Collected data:
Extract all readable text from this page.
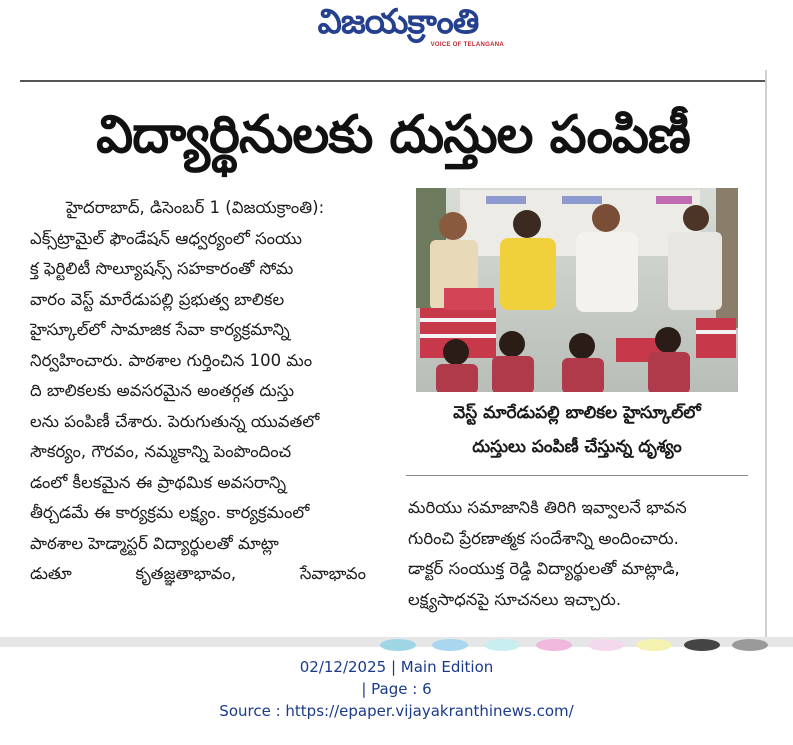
విజయక్రాంతి
VOICE OF TELANGANA
విద్యార్థినులకు దుస్తుల పంపిణీ

హైదరాబాద్, డిసెంబర్ 1 (విజయక్రాంతి):

ఎక్స్‌ట్రామైల్ ఫౌండేషన్ ఆధ్వర్యంలో సంయు

క్త ఫెర్టిలిటీ సొల్యూషన్స్ సహకారంతో సోమ

వారం వెస్ట్ మారేడుపల్లి ప్రభుత్వ బాలికల

హైస్కూల్‌లో సామాజిక సేవా కార్యక్రమాన్ని

నిర్వహించారు. పాఠశాల గుర్తించిన 100 మం

ది బాలికలకు అవసరమైన అంతర్గత దుస్తు

లను పంపిణీ చేశారు. పెరుగుతున్న యువతలో

సౌకర్యం, గౌరవం, నమ్మకాన్ని పెంపొందించ

డంలో కీలకమైన ఈ ప్రాథమిక అవసరాన్ని

తీర్చడమే ఈ కార్యక్రమ లక్ష్యం. కార్యక్రమంలో

పాఠశాల హెడ్మాస్టర్ విద్యార్థులతో మాట్లా

డుతూ	కృతజ్ఞతాభావం,	సేవాభావం

వెస్ట్ మారేడుపల్లి బాలికల హైస్కూల్‌లో

దుస్తులు పంపిణీ చేస్తున్న దృశ్యం

మరియు సమాజానికి తిరిగి ఇవ్వాలనే భావన

గురించి ప్రేరణాత్మక సందేశాన్ని అందించారు.

డాక్టర్ సంయుక్త రెడ్డి విద్యార్థులతో మాట్లాడి,

లక్ష్యసాధనపై సూచనలు ఇచ్చారు.

02/12/2025 | Main Edition
| Page : 6
Source : https://epaper.vijayakranthinews.com/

◆ WHAT IS REQUIRED: Omit the pictures. Output every record above word for word.

◆ TASK SOLUTION:
Extract all readable text from this page.
విజయక్రాంతి
VOICE OF TELANGANA
విద్యార్థినులకు దుస్తుల పంపిణీ

హైదరాబాద్, డిసెంబర్ 1 (విజయక్రాంతి):

ఎక్స్‌ట్రామైల్ ఫౌండేషన్ ఆధ్వర్యంలో సంయు

క్త ఫెర్టిలిటీ సొల్యూషన్స్ సహకారంతో సోమ

వారం వెస్ట్ మారేడుపల్లి ప్రభుత్వ బాలికల

హైస్కూల్‌లో సామాజిక సేవా కార్యక్రమాన్ని

నిర్వహించారు. పాఠశాల గుర్తించిన 100 మం

ది బాలికలకు అవసరమైన అంతర్గత దుస్తు

లను పంపిణీ చేశారు. పెరుగుతున్న యువతలో

సౌకర్యం, గౌరవం, నమ్మకాన్ని పెంపొందించ

డంలో కీలకమైన ఈ ప్రాథమిక అవసరాన్ని

తీర్చడమే ఈ కార్యక్రమ లక్ష్యం. కార్యక్రమంలో

పాఠశాల హెడ్మాస్టర్ విద్యార్థులతో మాట్లా

డుతూ	కృతజ్ఞతాభావం,	సేవాభావం

వెస్ట్ మారేడుపల్లి బాలికల హైస్కూల్‌లో

దుస్తులు పంపిణీ చేస్తున్న దృశ్యం

మరియు సమాజానికి తిరిగి ఇవ్వాలనే భావన

గురించి ప్రేరణాత్మక సందేశాన్ని అందించారు.

డాక్టర్ సంయుక్త రెడ్డి విద్యార్థులతో మాట్లాడి,

లక్ష్యసాధనపై సూచనలు ఇచ్చారు.

02/12/2025 | Main Edition
| Page : 6
Source : https://epaper.vijayakranthinews.com/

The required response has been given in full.